### RECORD EXTRACTS ###
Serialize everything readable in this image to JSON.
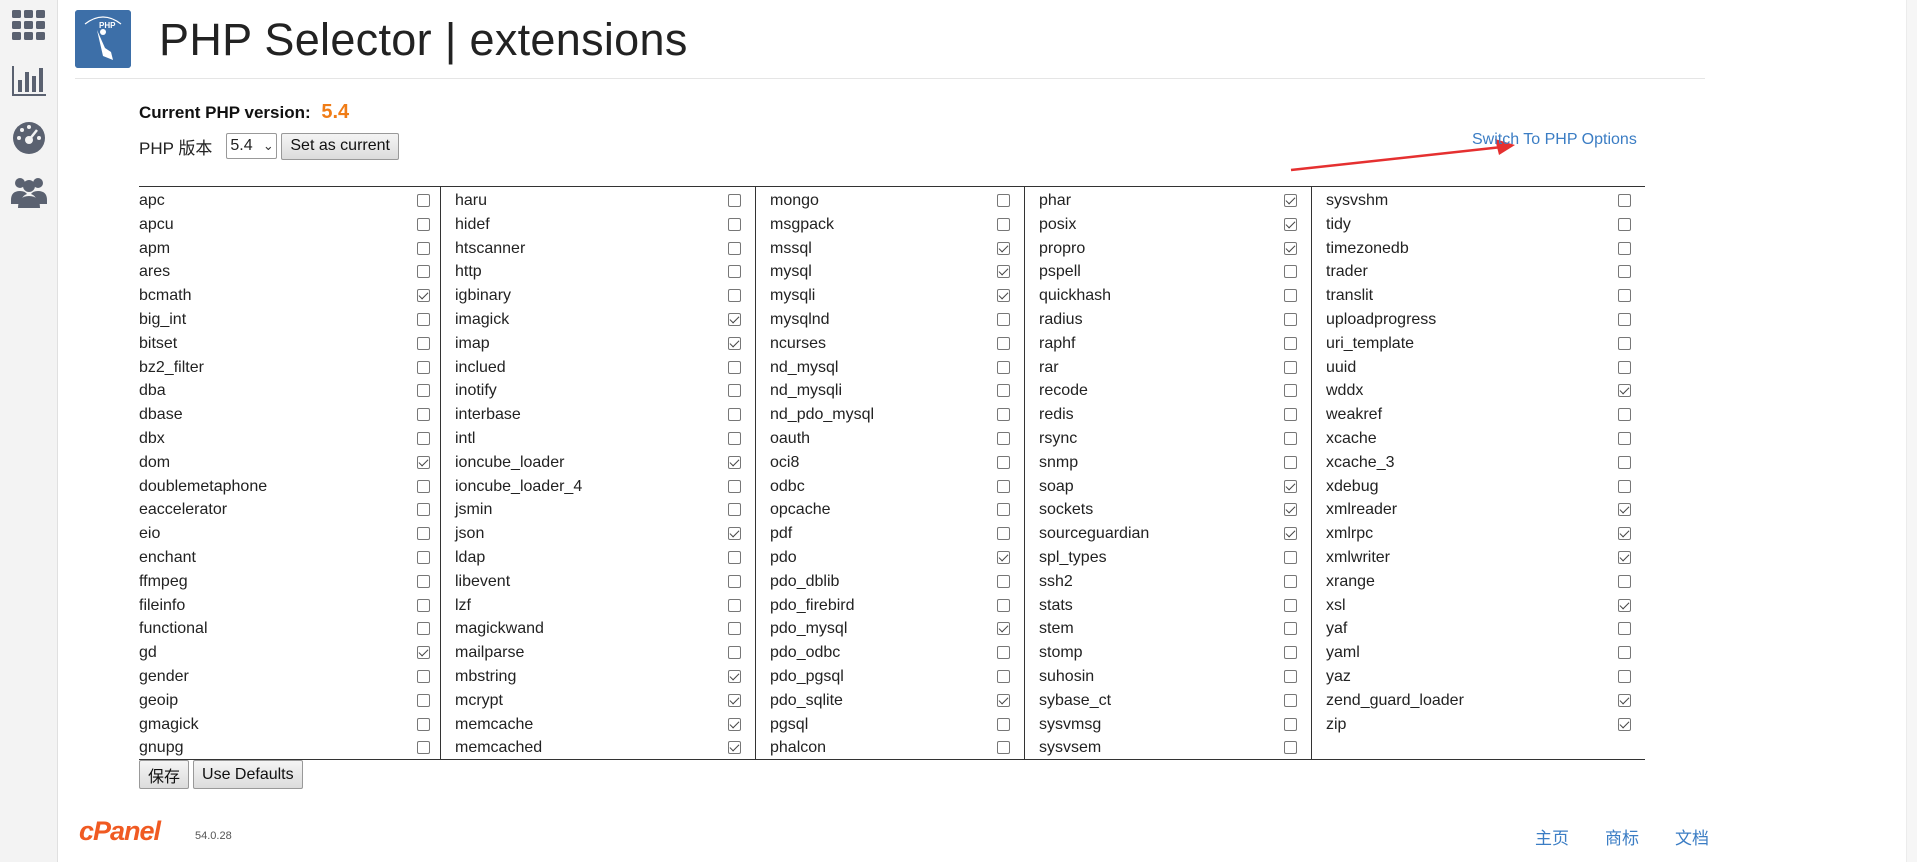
{
  "title": "PHP Selector | extensions",
  "current_version_label": "Current PHP version:",
  "current_version": "5.4",
  "select_label": "PHP 版本",
  "select_value": "5.4",
  "set_current_label": "Set as current",
  "switch_link": "Switch To PHP Options",
  "save_label": "保存",
  "defaults_label": "Use Defaults",
  "cpanel_version": "54.0.28",
  "cpanel_logo": "cPanel",
  "footer_links": [
    "主页",
    "商标",
    "文档"
  ],
  "columns": [
    [
      {
        "name": "apc",
        "checked": false
      },
      {
        "name": "apcu",
        "checked": false
      },
      {
        "name": "apm",
        "checked": false
      },
      {
        "name": "ares",
        "checked": false
      },
      {
        "name": "bcmath",
        "checked": true
      },
      {
        "name": "big_int",
        "checked": false
      },
      {
        "name": "bitset",
        "checked": false
      },
      {
        "name": "bz2_filter",
        "checked": false
      },
      {
        "name": "dba",
        "checked": false
      },
      {
        "name": "dbase",
        "checked": false
      },
      {
        "name": "dbx",
        "checked": false
      },
      {
        "name": "dom",
        "checked": true
      },
      {
        "name": "doublemetaphone",
        "checked": false
      },
      {
        "name": "eaccelerator",
        "checked": false
      },
      {
        "name": "eio",
        "checked": false
      },
      {
        "name": "enchant",
        "checked": false
      },
      {
        "name": "ffmpeg",
        "checked": false
      },
      {
        "name": "fileinfo",
        "checked": false
      },
      {
        "name": "functional",
        "checked": false
      },
      {
        "name": "gd",
        "checked": true
      },
      {
        "name": "gender",
        "checked": false
      },
      {
        "name": "geoip",
        "checked": false
      },
      {
        "name": "gmagick",
        "checked": false
      },
      {
        "name": "gnupg",
        "checked": false
      }
    ],
    [
      {
        "name": "haru",
        "checked": false
      },
      {
        "name": "hidef",
        "checked": false
      },
      {
        "name": "htscanner",
        "checked": false
      },
      {
        "name": "http",
        "checked": false
      },
      {
        "name": "igbinary",
        "checked": false
      },
      {
        "name": "imagick",
        "checked": true
      },
      {
        "name": "imap",
        "checked": true
      },
      {
        "name": "inclued",
        "checked": false
      },
      {
        "name": "inotify",
        "checked": false
      },
      {
        "name": "interbase",
        "checked": false
      },
      {
        "name": "intl",
        "checked": false
      },
      {
        "name": "ioncube_loader",
        "checked": true
      },
      {
        "name": "ioncube_loader_4",
        "checked": false
      },
      {
        "name": "jsmin",
        "checked": false
      },
      {
        "name": "json",
        "checked": true
      },
      {
        "name": "ldap",
        "checked": false
      },
      {
        "name": "libevent",
        "checked": false
      },
      {
        "name": "lzf",
        "checked": false
      },
      {
        "name": "magickwand",
        "checked": false
      },
      {
        "name": "mailparse",
        "checked": false
      },
      {
        "name": "mbstring",
        "checked": true
      },
      {
        "name": "mcrypt",
        "checked": true
      },
      {
        "name": "memcache",
        "checked": true
      },
      {
        "name": "memcached",
        "checked": true
      }
    ],
    [
      {
        "name": "mongo",
        "checked": false
      },
      {
        "name": "msgpack",
        "checked": false
      },
      {
        "name": "mssql",
        "checked": true
      },
      {
        "name": "mysql",
        "checked": true
      },
      {
        "name": "mysqli",
        "checked": true
      },
      {
        "name": "mysqlnd",
        "checked": false
      },
      {
        "name": "ncurses",
        "checked": false
      },
      {
        "name": "nd_mysql",
        "checked": false
      },
      {
        "name": "nd_mysqli",
        "checked": false
      },
      {
        "name": "nd_pdo_mysql",
        "checked": false
      },
      {
        "name": "oauth",
        "checked": false
      },
      {
        "name": "oci8",
        "checked": false
      },
      {
        "name": "odbc",
        "checked": false
      },
      {
        "name": "opcache",
        "checked": false
      },
      {
        "name": "pdf",
        "checked": false
      },
      {
        "name": "pdo",
        "checked": true
      },
      {
        "name": "pdo_dblib",
        "checked": false
      },
      {
        "name": "pdo_firebird",
        "checked": false
      },
      {
        "name": "pdo_mysql",
        "checked": true
      },
      {
        "name": "pdo_odbc",
        "checked": false
      },
      {
        "name": "pdo_pgsql",
        "checked": false
      },
      {
        "name": "pdo_sqlite",
        "checked": true
      },
      {
        "name": "pgsql",
        "checked": false
      },
      {
        "name": "phalcon",
        "checked": false
      }
    ],
    [
      {
        "name": "phar",
        "checked": true
      },
      {
        "name": "posix",
        "checked": true
      },
      {
        "name": "propro",
        "checked": true
      },
      {
        "name": "pspell",
        "checked": false
      },
      {
        "name": "quickhash",
        "checked": false
      },
      {
        "name": "radius",
        "checked": false
      },
      {
        "name": "raphf",
        "checked": false
      },
      {
        "name": "rar",
        "checked": false
      },
      {
        "name": "recode",
        "checked": false
      },
      {
        "name": "redis",
        "checked": false
      },
      {
        "name": "rsync",
        "checked": false
      },
      {
        "name": "snmp",
        "checked": false
      },
      {
        "name": "soap",
        "checked": true
      },
      {
        "name": "sockets",
        "checked": true
      },
      {
        "name": "sourceguardian",
        "checked": true
      },
      {
        "name": "spl_types",
        "checked": false
      },
      {
        "name": "ssh2",
        "checked": false
      },
      {
        "name": "stats",
        "checked": false
      },
      {
        "name": "stem",
        "checked": false
      },
      {
        "name": "stomp",
        "checked": false
      },
      {
        "name": "suhosin",
        "checked": false
      },
      {
        "name": "sybase_ct",
        "checked": false
      },
      {
        "name": "sysvmsg",
        "checked": false
      },
      {
        "name": "sysvsem",
        "checked": false
      }
    ],
    [
      {
        "name": "sysvshm",
        "checked": false
      },
      {
        "name": "tidy",
        "checked": false
      },
      {
        "name": "timezonedb",
        "checked": false
      },
      {
        "name": "trader",
        "checked": false
      },
      {
        "name": "translit",
        "checked": false
      },
      {
        "name": "uploadprogress",
        "checked": false
      },
      {
        "name": "uri_template",
        "checked": false
      },
      {
        "name": "uuid",
        "checked": false
      },
      {
        "name": "wddx",
        "checked": true
      },
      {
        "name": "weakref",
        "checked": false
      },
      {
        "name": "xcache",
        "checked": false
      },
      {
        "name": "xcache_3",
        "checked": false
      },
      {
        "name": "xdebug",
        "checked": false
      },
      {
        "name": "xmlreader",
        "checked": true
      },
      {
        "name": "xmlrpc",
        "checked": true
      },
      {
        "name": "xmlwriter",
        "checked": true
      },
      {
        "name": "xrange",
        "checked": false
      },
      {
        "name": "xsl",
        "checked": true
      },
      {
        "name": "yaf",
        "checked": false
      },
      {
        "name": "yaml",
        "checked": false
      },
      {
        "name": "yaz",
        "checked": false
      },
      {
        "name": "zend_guard_loader",
        "checked": true
      },
      {
        "name": "zip",
        "checked": true
      }
    ]
  ]
}
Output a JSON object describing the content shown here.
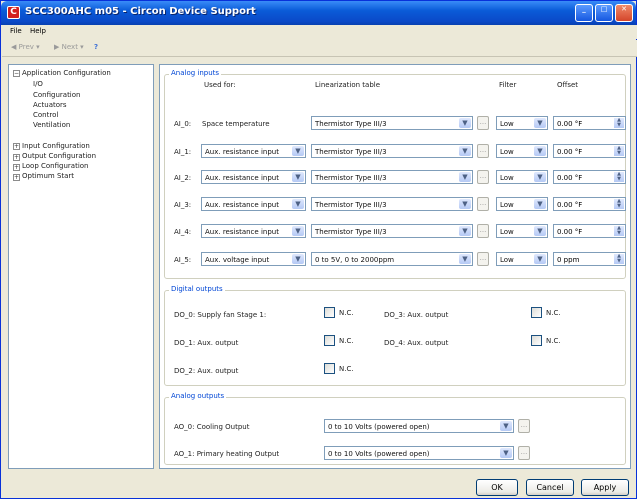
{
  "window": {
    "title": "SCC300AHC m05 - Circon Device Support",
    "app_icon_glyph": "C"
  },
  "menu": [
    {
      "label": "File",
      "underline": "F"
    },
    {
      "label": "Help",
      "underline": "H"
    }
  ],
  "toolbar": {
    "prev": "Prev",
    "next": "Next",
    "help_icon": "help-icon"
  },
  "tree": {
    "root": "Application Configuration",
    "children": [
      "I/O",
      "Configuration",
      "Actuators",
      "Control",
      "Ventilation"
    ],
    "siblings": [
      "Input Configuration",
      "Output Configuration",
      "Loop Configuration",
      "Optimum Start"
    ]
  },
  "analog_inputs": {
    "legend": "Analog inputs",
    "headers": {
      "used_for": "Used for:",
      "lin_table": "Linearization table",
      "filter": "Filter",
      "offset": "Offset"
    },
    "rows": [
      {
        "id": "AI_0:",
        "used_for": "Space temperature",
        "lin": "Thermistor Type III/3",
        "filter": "Low",
        "offset": "0.00 °F"
      },
      {
        "id": "AI_1:",
        "used_for": "Aux. resistance input",
        "lin": "Thermistor Type III/3",
        "filter": "Low",
        "offset": "0.00 °F"
      },
      {
        "id": "AI_2:",
        "used_for": "Aux. resistance input",
        "lin": "Thermistor Type III/3",
        "filter": "Low",
        "offset": "0.00 °F"
      },
      {
        "id": "AI_3:",
        "used_for": "Aux. resistance input",
        "lin": "Thermistor Type III/3",
        "filter": "Low",
        "offset": "0.00 °F"
      },
      {
        "id": "AI_4:",
        "used_for": "Aux. resistance input",
        "lin": "Thermistor Type III/3",
        "filter": "Low",
        "offset": "0.00 °F"
      },
      {
        "id": "AI_5:",
        "used_for": "Aux. voltage input",
        "lin": "0 to 5V, 0 to 2000ppm",
        "filter": "Low",
        "offset": "0 ppm"
      }
    ]
  },
  "digital_outputs": {
    "legend": "Digital outputs",
    "items": [
      {
        "label": "DO_0: Supply fan Stage 1:",
        "check_label": "N.C."
      },
      {
        "label": "DO_1: Aux. output",
        "check_label": "N.C."
      },
      {
        "label": "DO_2: Aux. output",
        "check_label": "N.C."
      },
      {
        "label": "DO_3: Aux. output",
        "check_label": "N.C."
      },
      {
        "label": "DO_4: Aux. output",
        "check_label": "N.C."
      }
    ]
  },
  "analog_outputs": {
    "legend": "Analog outputs",
    "items": [
      {
        "label": "AO_0: Cooling Output",
        "value": "0 to 10 Volts (powered open)"
      },
      {
        "label": "AO_1: Primary heating Output",
        "value": "0 to 10 Volts (powered open)"
      }
    ]
  },
  "buttons": {
    "ok": "OK",
    "cancel": "Cancel",
    "apply": "Apply"
  }
}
###
Check every line of the listing for the string "Configuration" and report how many lines have it, as a number alone.

5